Work required
Copy, in full, each line of the material that holds the word "улица".
— Start Given information —
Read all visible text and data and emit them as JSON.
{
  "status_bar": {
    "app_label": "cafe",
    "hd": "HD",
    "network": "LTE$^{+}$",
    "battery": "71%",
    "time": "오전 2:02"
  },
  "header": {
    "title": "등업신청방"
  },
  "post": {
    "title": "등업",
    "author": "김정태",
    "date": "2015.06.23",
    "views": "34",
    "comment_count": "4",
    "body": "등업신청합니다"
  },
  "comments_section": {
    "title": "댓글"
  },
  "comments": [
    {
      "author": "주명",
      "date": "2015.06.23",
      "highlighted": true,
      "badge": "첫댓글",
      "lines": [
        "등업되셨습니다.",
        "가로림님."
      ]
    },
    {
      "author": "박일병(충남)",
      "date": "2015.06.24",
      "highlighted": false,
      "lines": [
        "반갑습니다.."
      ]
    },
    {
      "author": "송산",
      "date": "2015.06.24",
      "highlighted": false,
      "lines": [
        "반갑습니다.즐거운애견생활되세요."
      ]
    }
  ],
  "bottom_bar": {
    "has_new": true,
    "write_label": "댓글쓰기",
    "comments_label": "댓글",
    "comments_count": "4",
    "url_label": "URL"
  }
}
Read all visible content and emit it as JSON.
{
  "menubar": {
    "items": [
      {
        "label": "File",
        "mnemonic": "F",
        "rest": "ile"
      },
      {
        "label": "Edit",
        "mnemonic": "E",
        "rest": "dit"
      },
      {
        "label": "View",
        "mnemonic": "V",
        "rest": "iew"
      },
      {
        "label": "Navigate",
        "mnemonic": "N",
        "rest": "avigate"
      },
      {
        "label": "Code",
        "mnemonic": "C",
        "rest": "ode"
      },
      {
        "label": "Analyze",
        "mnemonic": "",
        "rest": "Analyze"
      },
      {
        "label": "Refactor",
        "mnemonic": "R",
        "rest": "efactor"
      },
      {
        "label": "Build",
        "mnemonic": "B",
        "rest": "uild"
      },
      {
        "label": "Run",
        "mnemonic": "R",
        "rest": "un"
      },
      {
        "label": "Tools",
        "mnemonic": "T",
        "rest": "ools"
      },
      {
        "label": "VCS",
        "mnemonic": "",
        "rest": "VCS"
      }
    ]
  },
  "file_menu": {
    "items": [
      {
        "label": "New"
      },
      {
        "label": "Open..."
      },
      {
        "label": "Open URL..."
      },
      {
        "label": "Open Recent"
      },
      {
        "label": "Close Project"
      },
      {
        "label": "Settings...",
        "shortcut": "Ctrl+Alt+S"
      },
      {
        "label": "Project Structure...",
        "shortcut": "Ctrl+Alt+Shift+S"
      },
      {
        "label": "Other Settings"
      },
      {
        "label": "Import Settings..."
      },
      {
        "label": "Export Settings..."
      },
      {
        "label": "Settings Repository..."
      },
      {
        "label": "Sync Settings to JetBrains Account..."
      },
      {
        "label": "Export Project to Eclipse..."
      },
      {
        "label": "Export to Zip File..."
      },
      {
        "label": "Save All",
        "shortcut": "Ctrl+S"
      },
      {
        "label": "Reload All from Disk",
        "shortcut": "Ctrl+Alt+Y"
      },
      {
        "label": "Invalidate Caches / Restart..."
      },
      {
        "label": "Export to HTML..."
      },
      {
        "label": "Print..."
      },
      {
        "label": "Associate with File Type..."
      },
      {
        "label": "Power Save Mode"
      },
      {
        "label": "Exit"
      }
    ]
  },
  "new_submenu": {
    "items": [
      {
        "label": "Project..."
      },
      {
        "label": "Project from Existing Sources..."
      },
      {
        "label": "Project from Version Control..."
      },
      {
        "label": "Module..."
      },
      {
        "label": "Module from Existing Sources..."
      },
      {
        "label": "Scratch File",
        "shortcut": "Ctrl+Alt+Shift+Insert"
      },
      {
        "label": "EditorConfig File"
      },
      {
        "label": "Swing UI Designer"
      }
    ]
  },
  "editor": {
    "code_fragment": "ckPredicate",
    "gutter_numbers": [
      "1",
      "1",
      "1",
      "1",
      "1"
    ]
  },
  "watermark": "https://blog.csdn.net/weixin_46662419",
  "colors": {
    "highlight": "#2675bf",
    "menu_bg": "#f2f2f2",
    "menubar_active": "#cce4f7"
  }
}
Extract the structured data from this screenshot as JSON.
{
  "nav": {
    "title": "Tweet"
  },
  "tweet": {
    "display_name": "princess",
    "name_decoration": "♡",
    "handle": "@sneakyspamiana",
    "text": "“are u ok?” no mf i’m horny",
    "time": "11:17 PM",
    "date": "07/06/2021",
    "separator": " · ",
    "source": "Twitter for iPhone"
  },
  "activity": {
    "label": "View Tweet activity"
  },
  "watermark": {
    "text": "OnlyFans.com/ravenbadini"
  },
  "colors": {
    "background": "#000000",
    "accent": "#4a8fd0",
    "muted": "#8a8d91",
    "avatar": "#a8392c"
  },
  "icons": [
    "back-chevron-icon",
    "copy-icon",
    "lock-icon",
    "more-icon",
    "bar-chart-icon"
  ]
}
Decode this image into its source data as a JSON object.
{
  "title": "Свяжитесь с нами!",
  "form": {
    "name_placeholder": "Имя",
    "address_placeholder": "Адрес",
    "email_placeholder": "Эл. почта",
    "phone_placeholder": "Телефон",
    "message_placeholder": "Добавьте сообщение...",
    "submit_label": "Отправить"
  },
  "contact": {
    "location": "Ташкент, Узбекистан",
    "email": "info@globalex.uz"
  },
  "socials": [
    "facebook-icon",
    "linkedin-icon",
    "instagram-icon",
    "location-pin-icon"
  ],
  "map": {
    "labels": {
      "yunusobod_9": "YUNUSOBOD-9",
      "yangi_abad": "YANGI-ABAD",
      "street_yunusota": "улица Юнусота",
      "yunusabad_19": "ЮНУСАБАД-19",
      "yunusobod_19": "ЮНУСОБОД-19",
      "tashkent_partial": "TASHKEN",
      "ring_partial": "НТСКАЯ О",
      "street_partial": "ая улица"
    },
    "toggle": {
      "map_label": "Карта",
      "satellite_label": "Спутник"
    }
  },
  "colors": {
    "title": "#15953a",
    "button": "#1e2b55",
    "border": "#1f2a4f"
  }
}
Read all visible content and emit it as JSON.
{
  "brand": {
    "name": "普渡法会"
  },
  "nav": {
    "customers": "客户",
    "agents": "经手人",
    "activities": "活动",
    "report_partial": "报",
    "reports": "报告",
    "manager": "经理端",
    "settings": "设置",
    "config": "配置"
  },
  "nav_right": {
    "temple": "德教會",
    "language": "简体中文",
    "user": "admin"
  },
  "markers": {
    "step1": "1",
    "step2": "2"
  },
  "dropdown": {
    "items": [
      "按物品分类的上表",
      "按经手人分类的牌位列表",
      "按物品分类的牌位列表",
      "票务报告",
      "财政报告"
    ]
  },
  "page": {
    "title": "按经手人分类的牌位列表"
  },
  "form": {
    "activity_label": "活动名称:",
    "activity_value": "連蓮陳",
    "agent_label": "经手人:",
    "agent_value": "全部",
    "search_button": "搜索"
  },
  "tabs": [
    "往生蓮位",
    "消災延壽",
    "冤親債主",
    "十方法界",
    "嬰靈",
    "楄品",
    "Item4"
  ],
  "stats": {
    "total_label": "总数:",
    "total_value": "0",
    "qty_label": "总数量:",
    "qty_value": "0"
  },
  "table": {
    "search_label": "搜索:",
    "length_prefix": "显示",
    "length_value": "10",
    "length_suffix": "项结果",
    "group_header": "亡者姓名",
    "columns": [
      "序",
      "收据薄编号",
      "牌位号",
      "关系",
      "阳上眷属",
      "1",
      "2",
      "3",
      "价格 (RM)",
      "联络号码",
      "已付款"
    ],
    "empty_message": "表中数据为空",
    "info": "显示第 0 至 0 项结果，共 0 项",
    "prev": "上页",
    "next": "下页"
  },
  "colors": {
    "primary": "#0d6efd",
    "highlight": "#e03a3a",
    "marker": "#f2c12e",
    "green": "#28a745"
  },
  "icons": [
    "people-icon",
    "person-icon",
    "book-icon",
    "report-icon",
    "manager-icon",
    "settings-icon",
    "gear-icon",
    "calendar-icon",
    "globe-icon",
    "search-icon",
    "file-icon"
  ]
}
— End Given information —
Solution
      "street_yunusota": "улица Юнусота",
      "street_partial": "ая улица"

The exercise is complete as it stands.